Task objective
Copy every line from the data below in which the string "Region" can be found.

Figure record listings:
---+---
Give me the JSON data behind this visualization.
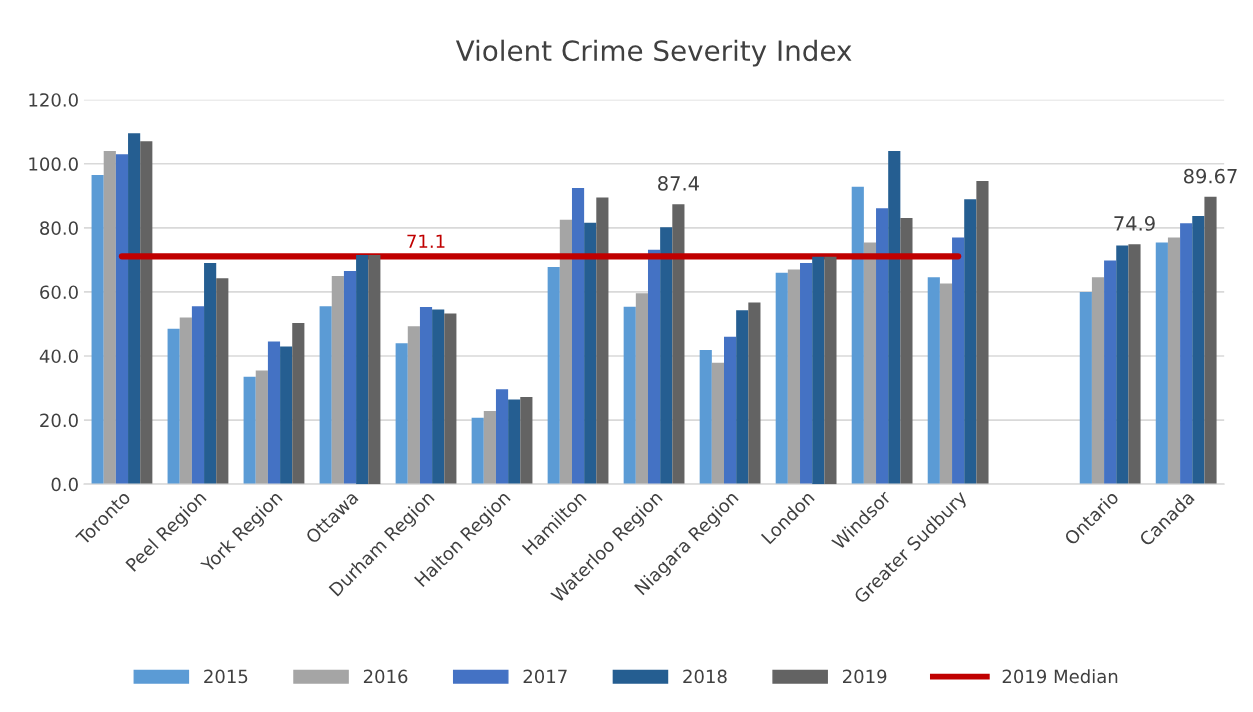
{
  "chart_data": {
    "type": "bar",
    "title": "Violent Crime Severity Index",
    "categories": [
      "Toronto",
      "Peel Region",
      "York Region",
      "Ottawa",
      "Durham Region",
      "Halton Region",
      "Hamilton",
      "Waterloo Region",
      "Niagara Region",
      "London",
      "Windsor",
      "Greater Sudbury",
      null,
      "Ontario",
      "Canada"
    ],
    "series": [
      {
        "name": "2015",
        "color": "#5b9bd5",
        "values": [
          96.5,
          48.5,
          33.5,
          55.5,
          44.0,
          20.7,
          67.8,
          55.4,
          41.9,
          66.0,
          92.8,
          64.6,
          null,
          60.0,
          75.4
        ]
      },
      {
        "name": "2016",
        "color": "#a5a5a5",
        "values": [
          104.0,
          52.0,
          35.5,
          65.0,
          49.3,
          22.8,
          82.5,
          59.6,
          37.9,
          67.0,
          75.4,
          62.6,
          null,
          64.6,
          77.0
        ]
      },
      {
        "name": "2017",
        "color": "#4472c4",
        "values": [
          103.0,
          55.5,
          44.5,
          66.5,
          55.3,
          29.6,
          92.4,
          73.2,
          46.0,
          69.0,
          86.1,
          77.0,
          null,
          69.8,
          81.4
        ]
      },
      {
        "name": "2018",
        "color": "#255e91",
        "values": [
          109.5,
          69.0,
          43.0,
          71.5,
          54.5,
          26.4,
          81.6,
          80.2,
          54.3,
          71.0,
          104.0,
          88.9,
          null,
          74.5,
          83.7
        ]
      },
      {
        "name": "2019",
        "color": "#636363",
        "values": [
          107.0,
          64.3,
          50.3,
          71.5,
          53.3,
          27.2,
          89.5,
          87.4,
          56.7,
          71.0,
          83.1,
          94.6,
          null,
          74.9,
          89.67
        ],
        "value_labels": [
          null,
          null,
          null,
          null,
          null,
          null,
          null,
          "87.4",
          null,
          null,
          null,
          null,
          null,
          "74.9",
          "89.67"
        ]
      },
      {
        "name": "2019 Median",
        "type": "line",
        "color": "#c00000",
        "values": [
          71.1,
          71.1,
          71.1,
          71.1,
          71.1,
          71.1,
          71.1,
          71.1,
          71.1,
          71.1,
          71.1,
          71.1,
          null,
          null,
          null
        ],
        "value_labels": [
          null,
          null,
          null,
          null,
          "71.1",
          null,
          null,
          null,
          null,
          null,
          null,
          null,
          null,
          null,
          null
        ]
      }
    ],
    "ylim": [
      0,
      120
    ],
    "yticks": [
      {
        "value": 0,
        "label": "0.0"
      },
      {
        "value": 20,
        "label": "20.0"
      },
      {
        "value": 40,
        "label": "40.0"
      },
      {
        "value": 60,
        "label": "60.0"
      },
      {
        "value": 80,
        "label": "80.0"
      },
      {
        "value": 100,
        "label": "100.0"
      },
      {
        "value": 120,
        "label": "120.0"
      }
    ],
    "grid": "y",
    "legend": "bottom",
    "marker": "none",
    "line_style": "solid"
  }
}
---+---
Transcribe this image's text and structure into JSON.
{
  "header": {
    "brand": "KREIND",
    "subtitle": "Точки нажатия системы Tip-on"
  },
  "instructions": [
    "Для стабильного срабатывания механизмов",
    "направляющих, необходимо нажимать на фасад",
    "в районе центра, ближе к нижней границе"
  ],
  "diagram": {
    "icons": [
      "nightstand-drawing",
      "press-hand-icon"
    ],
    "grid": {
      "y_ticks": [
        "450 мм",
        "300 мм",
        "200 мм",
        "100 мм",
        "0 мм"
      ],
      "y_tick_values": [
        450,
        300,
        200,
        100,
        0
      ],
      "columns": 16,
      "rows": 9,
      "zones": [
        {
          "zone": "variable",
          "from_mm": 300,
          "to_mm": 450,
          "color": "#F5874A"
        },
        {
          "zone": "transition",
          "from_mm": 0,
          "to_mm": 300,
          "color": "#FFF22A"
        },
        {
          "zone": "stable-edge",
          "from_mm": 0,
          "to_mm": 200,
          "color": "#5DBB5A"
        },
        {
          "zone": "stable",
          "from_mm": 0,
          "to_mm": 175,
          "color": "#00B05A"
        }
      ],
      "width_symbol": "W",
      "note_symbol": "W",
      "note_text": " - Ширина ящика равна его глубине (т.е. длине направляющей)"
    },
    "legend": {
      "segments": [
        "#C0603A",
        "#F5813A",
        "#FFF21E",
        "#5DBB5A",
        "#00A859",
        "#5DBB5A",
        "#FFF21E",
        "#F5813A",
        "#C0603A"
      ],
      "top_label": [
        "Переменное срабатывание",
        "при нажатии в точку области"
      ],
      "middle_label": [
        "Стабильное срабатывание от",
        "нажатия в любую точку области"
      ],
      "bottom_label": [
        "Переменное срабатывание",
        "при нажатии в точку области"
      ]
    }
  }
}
---+---
Expected answer
      "Peel Region",
      "York Region",
      "Durham Region",
      "Halton Region",
      "Waterloo Region",
      "Niagara Region",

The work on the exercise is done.